Restate each line of the listing exactly, without carrying over any pictures.

INPUT ROWS →
● ● ●
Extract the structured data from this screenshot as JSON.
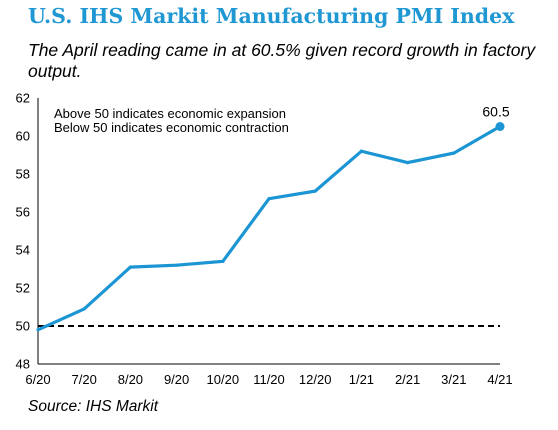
{
  "chart_data": {
    "type": "line",
    "title": "U.S. IHS Markit Manufacturing PMI Index",
    "subtitle": "The April reading came in at 60.5% given record growth in factory output.",
    "source": "Source: IHS Markit",
    "categories": [
      "6/20",
      "7/20",
      "8/20",
      "9/20",
      "10/20",
      "11/20",
      "12/20",
      "1/21",
      "2/21",
      "3/21",
      "4/21"
    ],
    "series": [
      {
        "values": [
          49.8,
          50.9,
          53.1,
          53.2,
          53.4,
          56.7,
          57.1,
          59.2,
          58.6,
          59.1,
          60.5
        ]
      }
    ],
    "ylim": [
      48,
      62
    ],
    "yticks": [
      "48",
      "50",
      "52",
      "54",
      "56",
      "58",
      "60",
      "62"
    ],
    "reference_line": {
      "value": 50,
      "style": "dashed"
    },
    "annotations": [
      "Above 50 indicates economic expansion",
      "Below 50 indicates economic contraction"
    ],
    "data_labels": [
      {
        "index": 10,
        "text": "60.5"
      }
    ],
    "line_color": "#1b95d3",
    "grid": false,
    "legend": "none"
  }
}
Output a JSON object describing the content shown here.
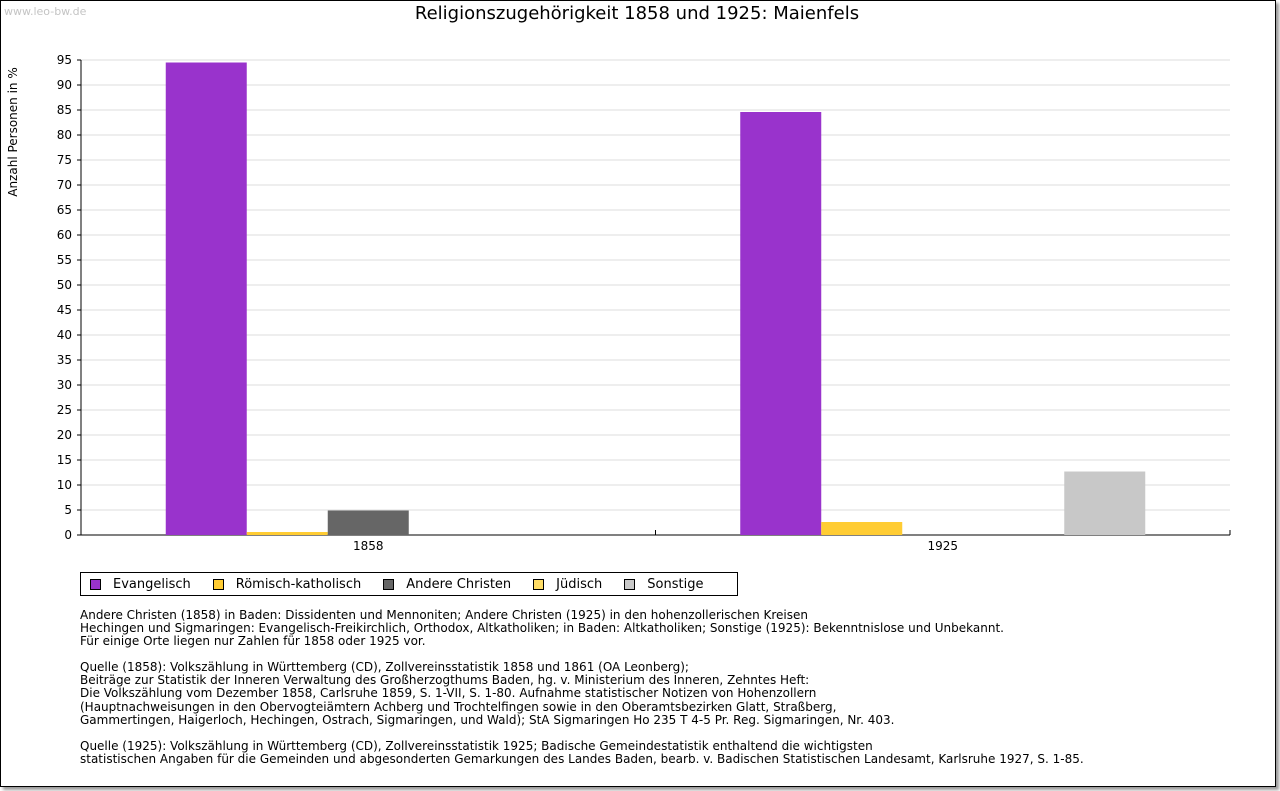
{
  "watermark": "www.leo-bw.de",
  "chart_data": {
    "type": "bar",
    "title": "Religionszugehörigkeit 1858 und 1925: Maienfels",
    "xlabel": "",
    "ylabel": "Anzahl Personen in %",
    "ylim": [
      0,
      95
    ],
    "yticks": [
      0,
      5,
      10,
      15,
      20,
      25,
      30,
      35,
      40,
      45,
      50,
      55,
      60,
      65,
      70,
      75,
      80,
      85,
      90,
      95
    ],
    "grid": true,
    "legend_position": "bottom-left",
    "categories": [
      "1858",
      "1925"
    ],
    "series": [
      {
        "name": "Evangelisch",
        "color": "#9933cc",
        "values": [
          94.5,
          84.6
        ]
      },
      {
        "name": "Römisch-katholisch",
        "color": "#ffcc33",
        "values": [
          0.6,
          2.6
        ]
      },
      {
        "name": "Andere Christen",
        "color": "#666666",
        "values": [
          4.9,
          0
        ]
      },
      {
        "name": "Jüdisch",
        "color": "#ffdd66",
        "values": [
          0,
          0
        ]
      },
      {
        "name": "Sonstige",
        "color": "#c8c8c8",
        "values": [
          0,
          12.7
        ]
      }
    ]
  },
  "notes": [
    [
      "Andere Christen (1858) in Baden: Dissidenten und Mennoniten; Andere Christen (1925) in den hohenzollerischen Kreisen",
      "Hechingen und Sigmaringen: Evangelisch-Freikirchlich, Orthodox, Altkatholiken; in Baden: Altkatholiken; Sonstige (1925): Bekenntnislose und Unbekannt.",
      "Für einige Orte liegen nur Zahlen für 1858 oder 1925 vor."
    ],
    [
      "Quelle (1858): Volkszählung in Württemberg (CD), Zollvereinsstatistik 1858 und 1861 (OA Leonberg);",
      "Beiträge zur Statistik der Inneren Verwaltung des Großherzogthums Baden, hg. v. Ministerium des Inneren, Zehntes Heft:",
      "Die Volkszählung vom Dezember 1858, Carlsruhe 1859, S. 1-VII, S. 1-80. Aufnahme statistischer Notizen von Hohenzollern",
      "(Hauptnachweisungen in den Obervogteiämtern Achberg und Trochtelfingen sowie in den Oberamtsbezirken Glatt, Straßberg,",
      "Gammertingen, Haigerloch, Hechingen, Ostrach, Sigmaringen, und Wald); StA Sigmaringen Ho 235 T 4-5 Pr. Reg. Sigmaringen, Nr. 403."
    ],
    [
      "Quelle (1925): Volkszählung in Württemberg (CD), Zollvereinsstatistik 1925; Badische Gemeindestatistik enthaltend die wichtigsten",
      "statistischen Angaben für die Gemeinden und abgesonderten Gemarkungen des Landes Baden, bearb. v. Badischen Statistischen Landesamt, Karlsruhe 1927, S. 1-85."
    ]
  ]
}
● ● ●
RESPONSE →
Extract the structured data from this screenshot as JSON.
{
  "chart_data": {
    "type": "line",
    "title": "U.S. IHS Markit Manufacturing PMI Index",
    "subtitle": "The April reading came in at 60.5% given record growth in factory output.",
    "source": "Source: IHS Markit",
    "categories": [
      "6/20",
      "7/20",
      "8/20",
      "9/20",
      "10/20",
      "11/20",
      "12/20",
      "1/21",
      "2/21",
      "3/21",
      "4/21"
    ],
    "series": [
      {
        "values": [
          49.8,
          50.9,
          53.1,
          53.2,
          53.4,
          56.7,
          57.1,
          59.2,
          58.6,
          59.1,
          60.5
        ]
      }
    ],
    "ylim": [
      48,
      62
    ],
    "yticks": [
      "48",
      "50",
      "52",
      "54",
      "56",
      "58",
      "60",
      "62"
    ],
    "reference_line": {
      "value": 50,
      "style": "dashed"
    },
    "annotations": [
      "Above 50 indicates economic expansion",
      "Below 50 indicates economic contraction"
    ],
    "data_labels": [
      {
        "index": 10,
        "text": "60.5"
      }
    ],
    "line_color": "#1b95d3",
    "grid": false,
    "legend": "none"
  }
}
Output a JSON object describing the content shown here.
{
  "watermark": "www.leo-bw.de",
  "chart_data": {
    "type": "bar",
    "title": "Religionszugehörigkeit 1858 und 1925: Maienfels",
    "xlabel": "",
    "ylabel": "Anzahl Personen in %",
    "ylim": [
      0,
      95
    ],
    "yticks": [
      0,
      5,
      10,
      15,
      20,
      25,
      30,
      35,
      40,
      45,
      50,
      55,
      60,
      65,
      70,
      75,
      80,
      85,
      90,
      95
    ],
    "grid": true,
    "legend_position": "bottom-left",
    "categories": [
      "1858",
      "1925"
    ],
    "series": [
      {
        "name": "Evangelisch",
        "color": "#9933cc",
        "values": [
          94.5,
          84.6
        ]
      },
      {
        "name": "Römisch-katholisch",
        "color": "#ffcc33",
        "values": [
          0.6,
          2.6
        ]
      },
      {
        "name": "Andere Christen",
        "color": "#666666",
        "values": [
          4.9,
          0
        ]
      },
      {
        "name": "Jüdisch",
        "color": "#ffdd66",
        "values": [
          0,
          0
        ]
      },
      {
        "name": "Sonstige",
        "color": "#c8c8c8",
        "values": [
          0,
          12.7
        ]
      }
    ]
  },
  "notes": [
    [
      "Andere Christen (1858) in Baden: Dissidenten und Mennoniten; Andere Christen (1925) in den hohenzollerischen Kreisen",
      "Hechingen und Sigmaringen: Evangelisch-Freikirchlich, Orthodox, Altkatholiken; in Baden: Altkatholiken; Sonstige (1925): Bekenntnislose und Unbekannt.",
      "Für einige Orte liegen nur Zahlen für 1858 oder 1925 vor."
    ],
    [
      "Quelle (1858): Volkszählung in Württemberg (CD), Zollvereinsstatistik 1858 und 1861 (OA Leonberg);",
      "Beiträge zur Statistik der Inneren Verwaltung des Großherzogthums Baden, hg. v. Ministerium des Inneren, Zehntes Heft:",
      "Die Volkszählung vom Dezember 1858, Carlsruhe 1859, S. 1-VII, S. 1-80. Aufnahme statistischer Notizen von Hohenzollern",
      "(Hauptnachweisungen in den Obervogteiämtern Achberg und Trochtelfingen sowie in den Oberamtsbezirken Glatt, Straßberg,",
      "Gammertingen, Haigerloch, Hechingen, Ostrach, Sigmaringen, und Wald); StA Sigmaringen Ho 235 T 4-5 Pr. Reg. Sigmaringen, Nr. 403."
    ],
    [
      "Quelle (1925): Volkszählung in Württemberg (CD), Zollvereinsstatistik 1925; Badische Gemeindestatistik enthaltend die wichtigsten",
      "statistischen Angaben für die Gemeinden und abgesonderten Gemarkungen des Landes Baden, bearb. v. Badischen Statistischen Landesamt, Karlsruhe 1927, S. 1-85."
    ]
  ]
}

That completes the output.